• _Short task_: Pull out every line from the listing that has the word "breaks".

[Data records]
══════════

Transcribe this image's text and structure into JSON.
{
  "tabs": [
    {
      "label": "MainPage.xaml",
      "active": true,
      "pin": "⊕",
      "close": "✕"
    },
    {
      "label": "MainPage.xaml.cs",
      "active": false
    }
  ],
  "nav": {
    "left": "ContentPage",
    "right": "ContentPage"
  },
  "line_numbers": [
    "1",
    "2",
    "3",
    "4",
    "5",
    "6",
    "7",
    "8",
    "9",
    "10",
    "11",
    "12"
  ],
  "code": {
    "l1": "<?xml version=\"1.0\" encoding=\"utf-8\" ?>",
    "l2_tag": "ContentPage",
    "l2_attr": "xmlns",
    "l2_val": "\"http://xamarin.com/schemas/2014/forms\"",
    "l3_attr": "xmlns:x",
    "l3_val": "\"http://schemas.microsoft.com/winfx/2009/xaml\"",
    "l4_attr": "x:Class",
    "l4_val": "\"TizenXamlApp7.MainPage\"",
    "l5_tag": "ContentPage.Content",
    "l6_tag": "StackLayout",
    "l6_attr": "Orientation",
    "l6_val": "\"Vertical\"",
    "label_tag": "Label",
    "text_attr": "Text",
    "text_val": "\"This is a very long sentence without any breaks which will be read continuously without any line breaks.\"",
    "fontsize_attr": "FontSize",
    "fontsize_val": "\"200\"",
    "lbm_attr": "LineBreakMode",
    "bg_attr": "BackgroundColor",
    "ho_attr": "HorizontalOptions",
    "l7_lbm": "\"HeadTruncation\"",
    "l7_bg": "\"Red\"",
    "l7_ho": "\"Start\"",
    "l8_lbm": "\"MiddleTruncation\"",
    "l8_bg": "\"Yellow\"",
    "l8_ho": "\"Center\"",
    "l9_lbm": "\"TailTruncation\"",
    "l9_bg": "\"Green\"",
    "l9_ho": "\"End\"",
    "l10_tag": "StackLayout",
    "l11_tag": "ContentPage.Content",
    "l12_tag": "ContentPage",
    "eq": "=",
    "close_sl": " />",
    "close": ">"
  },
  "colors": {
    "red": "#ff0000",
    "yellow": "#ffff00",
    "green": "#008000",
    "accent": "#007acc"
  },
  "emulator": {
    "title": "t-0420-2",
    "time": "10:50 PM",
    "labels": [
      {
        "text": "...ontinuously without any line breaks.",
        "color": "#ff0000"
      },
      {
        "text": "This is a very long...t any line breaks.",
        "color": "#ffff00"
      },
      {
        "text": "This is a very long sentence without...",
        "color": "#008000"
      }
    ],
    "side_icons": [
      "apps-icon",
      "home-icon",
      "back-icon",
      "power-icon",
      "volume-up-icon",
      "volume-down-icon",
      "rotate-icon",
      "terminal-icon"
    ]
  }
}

══════════

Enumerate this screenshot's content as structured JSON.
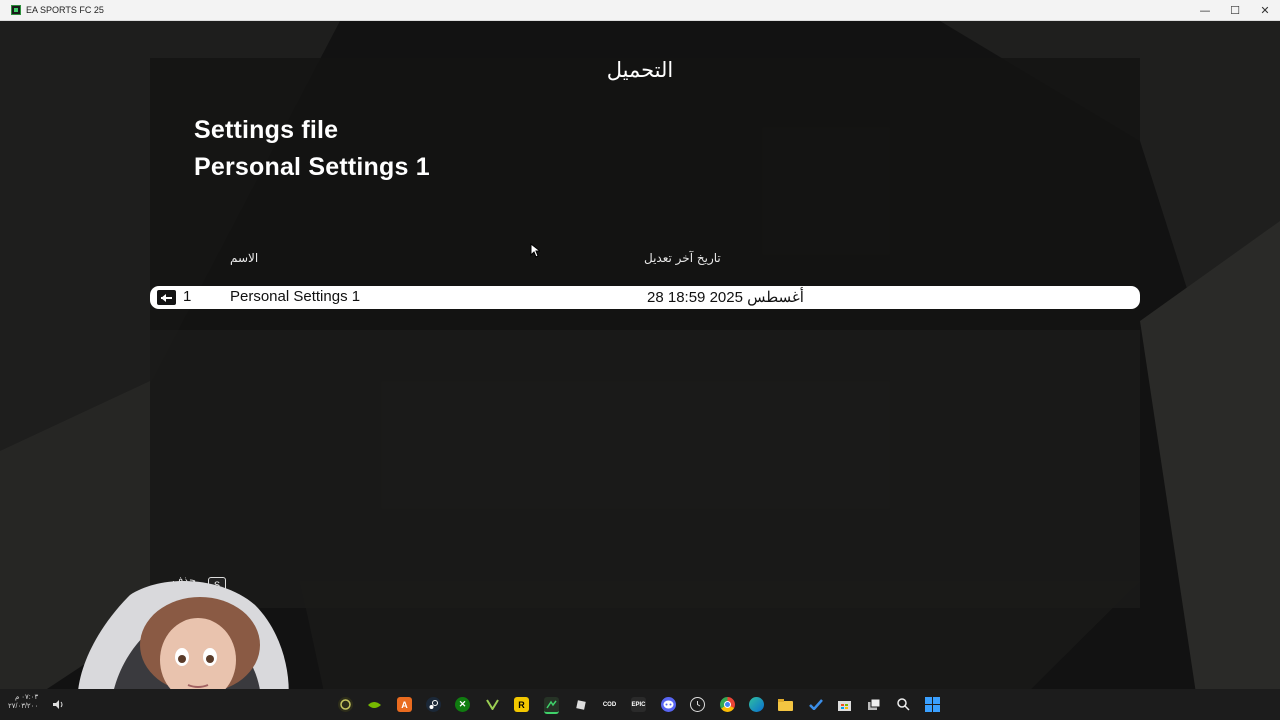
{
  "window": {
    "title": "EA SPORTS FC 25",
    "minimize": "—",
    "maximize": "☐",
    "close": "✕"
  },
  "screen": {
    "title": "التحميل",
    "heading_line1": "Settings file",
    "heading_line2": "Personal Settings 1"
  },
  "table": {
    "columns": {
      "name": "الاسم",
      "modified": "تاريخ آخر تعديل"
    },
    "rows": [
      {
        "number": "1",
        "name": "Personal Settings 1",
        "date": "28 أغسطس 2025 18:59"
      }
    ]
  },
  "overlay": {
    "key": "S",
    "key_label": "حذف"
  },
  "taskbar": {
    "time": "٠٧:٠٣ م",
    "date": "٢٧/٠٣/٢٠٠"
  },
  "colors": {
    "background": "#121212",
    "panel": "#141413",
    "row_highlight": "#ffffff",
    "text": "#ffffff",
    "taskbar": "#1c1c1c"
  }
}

══════════

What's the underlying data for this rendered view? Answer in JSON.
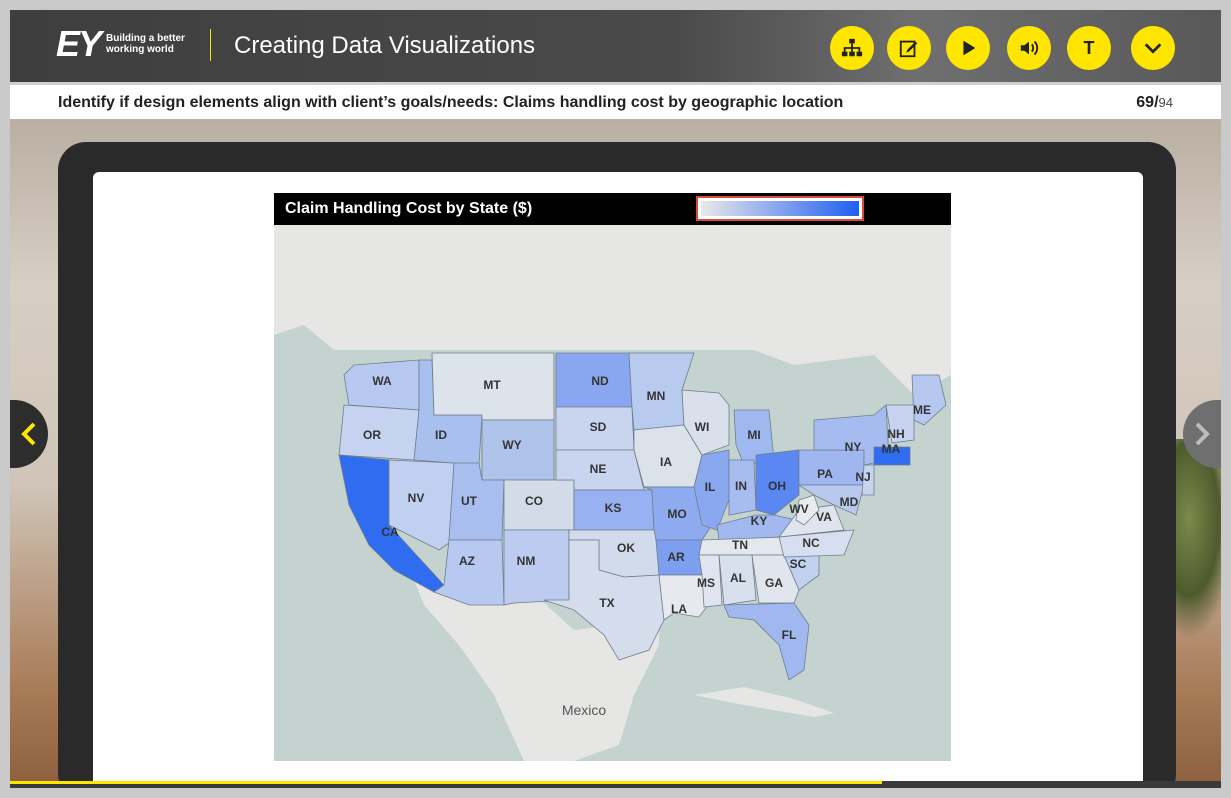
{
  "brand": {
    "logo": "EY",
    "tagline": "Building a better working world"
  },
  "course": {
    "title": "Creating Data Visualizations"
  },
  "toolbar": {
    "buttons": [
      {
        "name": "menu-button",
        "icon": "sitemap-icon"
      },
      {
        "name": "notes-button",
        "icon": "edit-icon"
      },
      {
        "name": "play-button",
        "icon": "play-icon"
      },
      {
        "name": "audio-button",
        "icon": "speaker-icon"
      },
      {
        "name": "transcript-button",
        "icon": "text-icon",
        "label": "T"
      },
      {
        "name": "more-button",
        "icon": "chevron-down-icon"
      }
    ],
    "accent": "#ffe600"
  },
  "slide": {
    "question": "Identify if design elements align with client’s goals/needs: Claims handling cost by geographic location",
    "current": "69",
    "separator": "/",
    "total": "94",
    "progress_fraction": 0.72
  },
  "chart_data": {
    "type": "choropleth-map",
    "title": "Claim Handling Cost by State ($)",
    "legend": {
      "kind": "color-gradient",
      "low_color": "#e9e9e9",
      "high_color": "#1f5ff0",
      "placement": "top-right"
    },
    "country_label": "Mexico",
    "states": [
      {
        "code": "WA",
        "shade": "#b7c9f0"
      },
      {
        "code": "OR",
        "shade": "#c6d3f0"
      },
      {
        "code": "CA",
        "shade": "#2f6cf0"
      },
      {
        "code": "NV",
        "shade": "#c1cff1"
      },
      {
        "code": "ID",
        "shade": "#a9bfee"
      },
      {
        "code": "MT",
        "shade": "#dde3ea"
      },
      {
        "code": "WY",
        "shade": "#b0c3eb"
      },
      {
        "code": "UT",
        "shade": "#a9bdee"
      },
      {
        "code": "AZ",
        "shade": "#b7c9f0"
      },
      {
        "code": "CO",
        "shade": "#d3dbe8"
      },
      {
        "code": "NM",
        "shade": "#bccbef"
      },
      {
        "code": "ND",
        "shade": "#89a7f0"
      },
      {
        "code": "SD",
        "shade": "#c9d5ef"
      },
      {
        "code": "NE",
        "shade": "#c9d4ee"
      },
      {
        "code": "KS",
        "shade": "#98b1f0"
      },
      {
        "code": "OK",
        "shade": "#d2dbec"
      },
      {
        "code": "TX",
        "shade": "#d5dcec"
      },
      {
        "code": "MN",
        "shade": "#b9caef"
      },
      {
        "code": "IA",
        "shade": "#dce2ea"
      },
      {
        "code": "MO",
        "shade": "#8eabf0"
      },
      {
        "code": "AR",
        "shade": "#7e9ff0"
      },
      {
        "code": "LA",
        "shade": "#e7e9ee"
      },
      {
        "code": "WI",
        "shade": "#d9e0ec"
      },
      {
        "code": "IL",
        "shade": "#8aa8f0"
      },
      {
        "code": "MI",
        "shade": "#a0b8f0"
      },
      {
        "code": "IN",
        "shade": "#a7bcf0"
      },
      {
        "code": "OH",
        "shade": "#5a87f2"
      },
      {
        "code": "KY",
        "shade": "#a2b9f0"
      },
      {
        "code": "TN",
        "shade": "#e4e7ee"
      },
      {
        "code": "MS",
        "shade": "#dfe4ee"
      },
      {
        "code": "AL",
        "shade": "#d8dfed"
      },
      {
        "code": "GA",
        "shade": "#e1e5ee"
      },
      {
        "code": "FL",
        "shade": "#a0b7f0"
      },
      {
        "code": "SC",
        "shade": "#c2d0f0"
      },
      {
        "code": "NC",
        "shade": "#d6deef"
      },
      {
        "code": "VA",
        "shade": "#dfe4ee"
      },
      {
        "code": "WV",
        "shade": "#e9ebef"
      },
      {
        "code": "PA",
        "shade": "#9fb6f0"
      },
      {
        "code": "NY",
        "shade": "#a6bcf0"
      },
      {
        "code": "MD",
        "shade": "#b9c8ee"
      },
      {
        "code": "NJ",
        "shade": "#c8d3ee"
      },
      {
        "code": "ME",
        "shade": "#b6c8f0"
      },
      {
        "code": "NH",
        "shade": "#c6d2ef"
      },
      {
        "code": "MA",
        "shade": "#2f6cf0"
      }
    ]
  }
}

══════════

• _Solution for this problem_:
    "text_val": "\"This is a very long sentence without any breaks which will be read continuously without any line breaks.\"",
        "text": "...ontinuously without any line breaks.",
        "text": "This is a very long...t any line breaks.",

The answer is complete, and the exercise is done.